Exercise task |
Isolate every line in the data with the string "extraction" and copy it.

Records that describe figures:
▼▼▼
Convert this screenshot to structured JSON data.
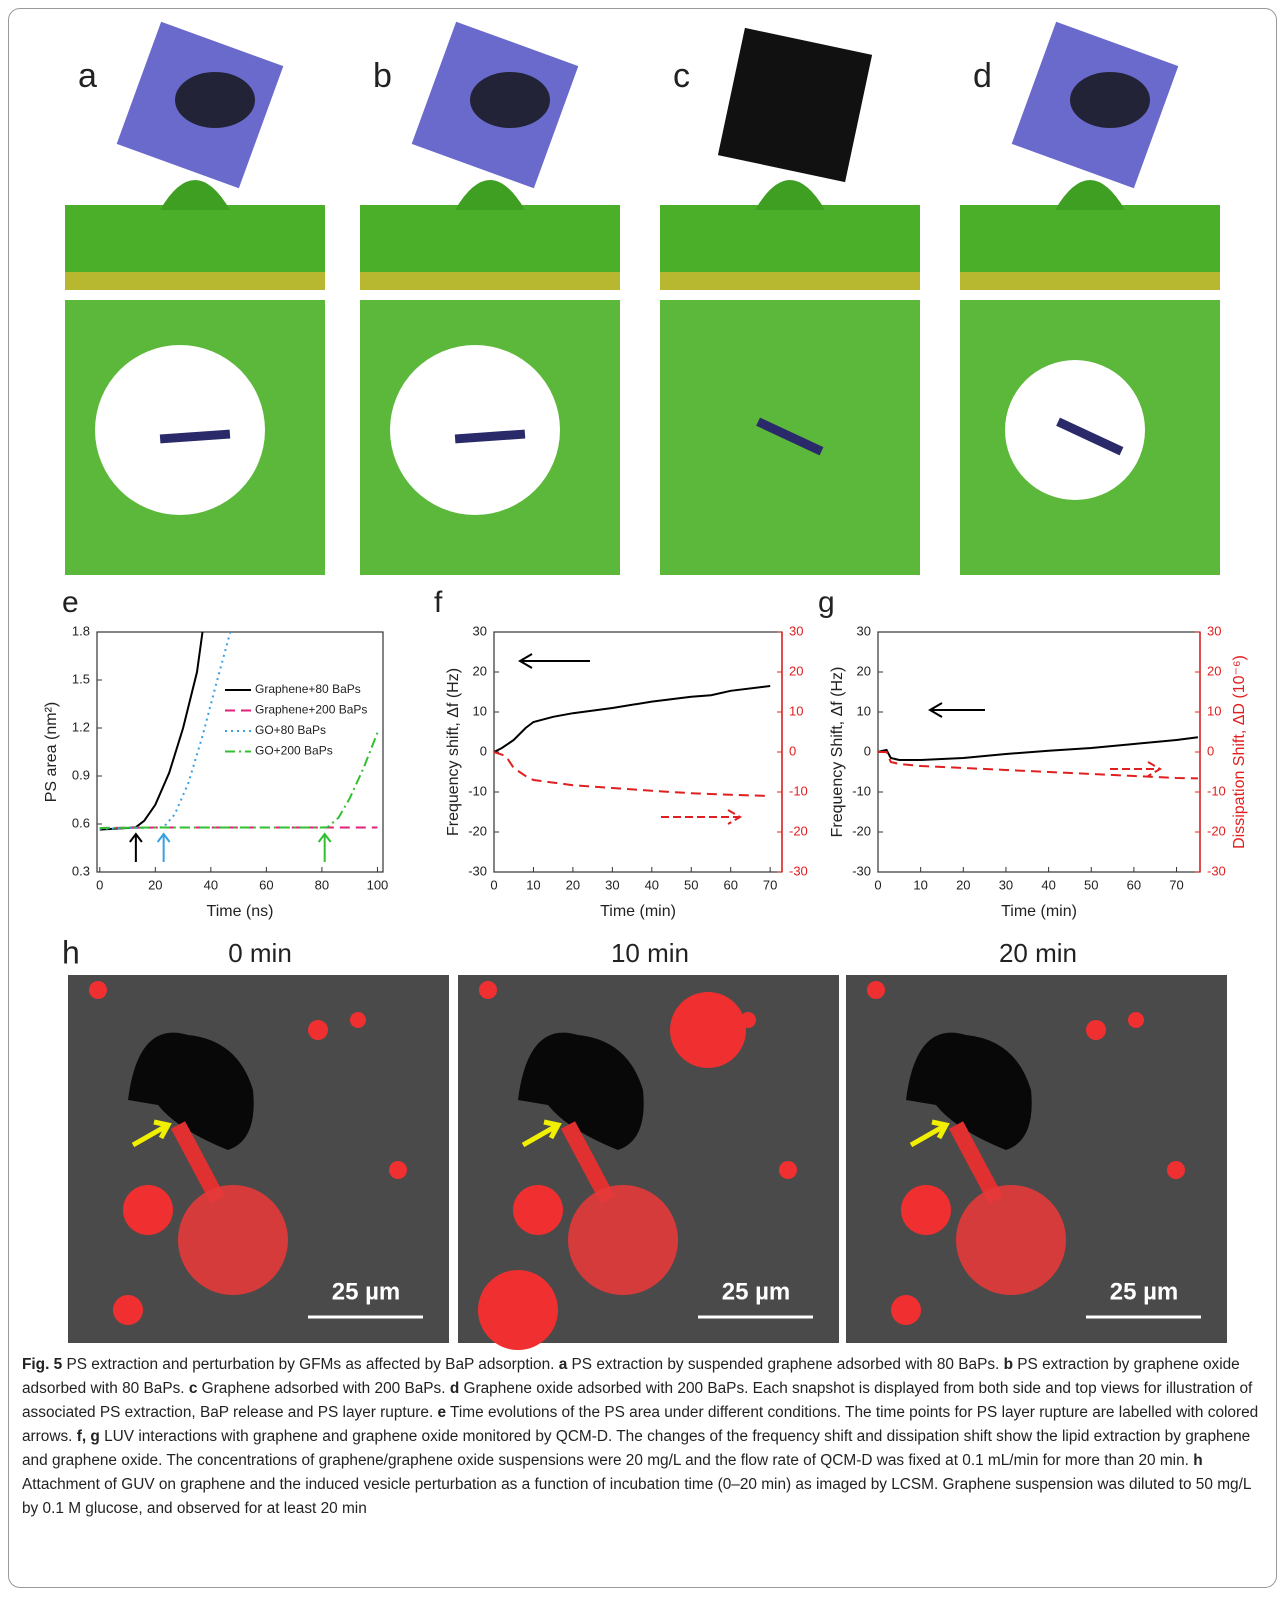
{
  "snapshots": {
    "labels": [
      "a",
      "b",
      "c",
      "d"
    ]
  },
  "chart_data": [
    {
      "type": "line",
      "panel": "e",
      "xlabel": "Time (ns)",
      "ylabel": "PS area (nm²)",
      "xlim": [
        -1,
        102
      ],
      "xticks": [
        0,
        20,
        40,
        60,
        80,
        100
      ],
      "ylim": [
        0.3,
        1.8
      ],
      "yticks": [
        0.3,
        0.6,
        0.9,
        1.2,
        1.5,
        1.8
      ],
      "legend": "right",
      "series": [
        {
          "name": "Graphene+80 BaPs",
          "color": "#000000",
          "dash": "solid",
          "x": [
            0,
            5,
            10,
            13,
            16,
            20,
            25,
            30,
            35,
            37
          ],
          "values": [
            0.565,
            0.57,
            0.575,
            0.58,
            0.62,
            0.72,
            0.92,
            1.2,
            1.55,
            1.8
          ]
        },
        {
          "name": "Graphene+200 BaPs",
          "color": "#e0207a",
          "dash": "dashed",
          "x": [
            0,
            20,
            40,
            60,
            80,
            100
          ],
          "values": [
            0.575,
            0.578,
            0.578,
            0.578,
            0.578,
            0.578
          ]
        },
        {
          "name": "GO+80 BaPs",
          "color": "#3aa0e0",
          "dash": "dotted",
          "x": [
            0,
            10,
            20,
            23,
            27,
            32,
            37,
            42,
            47
          ],
          "values": [
            0.57,
            0.575,
            0.578,
            0.58,
            0.66,
            0.86,
            1.15,
            1.48,
            1.8
          ]
        },
        {
          "name": "GO+200 BaPs",
          "color": "#30c030",
          "dash": "dashdot",
          "x": [
            0,
            20,
            40,
            60,
            80,
            82,
            86,
            90,
            95,
            100
          ],
          "values": [
            0.575,
            0.578,
            0.578,
            0.578,
            0.578,
            0.58,
            0.64,
            0.76,
            0.95,
            1.17
          ]
        }
      ],
      "rupture_arrows": [
        {
          "x": 13,
          "color": "#000000"
        },
        {
          "x": 23,
          "color": "#3aa0e0"
        },
        {
          "x": 81,
          "color": "#30c030"
        }
      ]
    },
    {
      "type": "line",
      "panel": "f",
      "xlabel": "Time (min)",
      "ylabel": "Frequency shift, Δf (Hz)",
      "xlim": [
        0,
        73
      ],
      "xticks": [
        0,
        10,
        20,
        30,
        40,
        50,
        60,
        70
      ],
      "ylim": [
        -30,
        30
      ],
      "yticks": [
        -30,
        -20,
        -10,
        0,
        10,
        20,
        30
      ],
      "y2lim": [
        -30,
        30
      ],
      "y2ticks": [
        -30,
        -20,
        -10,
        0,
        10,
        20,
        30
      ],
      "y2color": "#e02020",
      "series": [
        {
          "color": "#000000",
          "dash": "solid",
          "x": [
            0,
            2,
            5,
            8,
            10,
            15,
            20,
            30,
            40,
            50,
            55,
            60,
            70
          ],
          "values": [
            0,
            1,
            3,
            6,
            7.5,
            8.8,
            9.7,
            11,
            12.6,
            13.8,
            14.2,
            15.3,
            16.5
          ]
        },
        {
          "color": "#e02020",
          "dash": "dashed",
          "axis": "y2",
          "x": [
            0,
            3,
            5,
            8,
            10,
            20,
            30,
            40,
            50,
            60,
            70
          ],
          "values": [
            0,
            -1,
            -4,
            -6,
            -7,
            -8.3,
            -9,
            -9.7,
            -10.3,
            -10.7,
            -11
          ]
        }
      ]
    },
    {
      "type": "line",
      "panel": "g",
      "xlabel": "Time (min)",
      "ylabel": "Frequency Shift, Δf (Hz)",
      "y2label": "Dissipation Shift, ΔD (10⁻⁶)",
      "xlim": [
        0,
        75.5
      ],
      "xticks": [
        0,
        10,
        20,
        30,
        40,
        50,
        60,
        70
      ],
      "ylim": [
        -30,
        30
      ],
      "yticks": [
        -30,
        -20,
        -10,
        0,
        10,
        20,
        30
      ],
      "y2lim": [
        -30,
        30
      ],
      "y2ticks": [
        -30,
        -20,
        -10,
        0,
        10,
        20,
        30
      ],
      "y2color": "#e02020",
      "series": [
        {
          "color": "#000000",
          "dash": "solid",
          "x": [
            0,
            1,
            2,
            3,
            5,
            10,
            20,
            30,
            40,
            50,
            60,
            70,
            75
          ],
          "values": [
            0,
            0.3,
            0.5,
            -1.5,
            -2,
            -2,
            -1.5,
            -0.5,
            0.3,
            1,
            2,
            3,
            3.7
          ]
        },
        {
          "color": "#e02020",
          "dash": "dashed",
          "axis": "y2",
          "x": [
            0,
            2,
            3,
            5,
            10,
            20,
            30,
            40,
            50,
            60,
            70,
            75
          ],
          "values": [
            0,
            0,
            -2.5,
            -3,
            -3.5,
            -4,
            -4.5,
            -5,
            -5.5,
            -6,
            -6.5,
            -6.6
          ]
        }
      ]
    }
  ],
  "microscopy": {
    "label": "h",
    "panels": [
      {
        "time": "0 min",
        "scale_bar": "25 µm"
      },
      {
        "time": "10 min",
        "scale_bar": "25 µm"
      },
      {
        "time": "20 min",
        "scale_bar": "25 µm"
      }
    ]
  },
  "caption": {
    "label": "Fig. 5",
    "text": " PS extraction and perturbation by GFMs as affected by BaP adsorption. ",
    "parts": [
      {
        "key": "a",
        "text": " PS extraction by suspended graphene adsorbed with 80 BaPs. "
      },
      {
        "key": "b",
        "text": " PS extraction by graphene oxide adsorbed with 80 BaPs. "
      },
      {
        "key": "c",
        "text": " Graphene adsorbed with 200 BaPs. "
      },
      {
        "key": "d",
        "text": " Graphene oxide adsorbed with 200 BaPs. Each snapshot is displayed from both side and top views for illustration of associated PS extraction, BaP release and PS layer rupture. "
      },
      {
        "key": "e",
        "text": " Time evolutions of the PS area under different conditions. The time points for PS layer rupture are labelled with colored arrows. "
      },
      {
        "key": "f, g",
        "text": " LUV interactions with graphene and graphene oxide monitored by QCM-D. The changes of the frequency shift and dissipation shift show the lipid extraction by graphene and graphene oxide. The concentrations of graphene/graphene oxide suspensions were 20 mg/L and the flow rate of QCM-D was fixed at 0.1 mL/min for more than 20 min. "
      },
      {
        "key": "h",
        "text": " Attachment of GUV on graphene and the induced vesicle perturbation as a function of incubation time (0–20 min) as imaged by LCSM. Graphene suspension was diluted to 50 mg/L by 0.1 M glucose, and observed for at least 20 min"
      }
    ]
  }
}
▲▲▲
Task solution |
    "text": " PS extraction and perturbation by GFMs as affected by BaP adsorption. ",
        "text": " PS extraction by suspended graphene adsorbed with 80 BaPs. "
        "text": " PS extraction by graphene oxide adsorbed with 80 BaPs. "
        "text": " Graphene oxide adsorbed with 200 BaPs. Each snapshot is displayed from both side and top views for illustration of associated PS extraction, BaP release and PS layer rupture. "
        "text": " LUV interactions with graphene and graphene oxide monitored by QCM-D. The changes of the frequency shift and dissipation shift show the lipid extraction by graphene and graphene oxide. The concentrations of graphene/graphene oxide suspensions were 20 mg/L and the flow rate of QCM-D was fixed at 0.1 mL/min for more than 20 min. "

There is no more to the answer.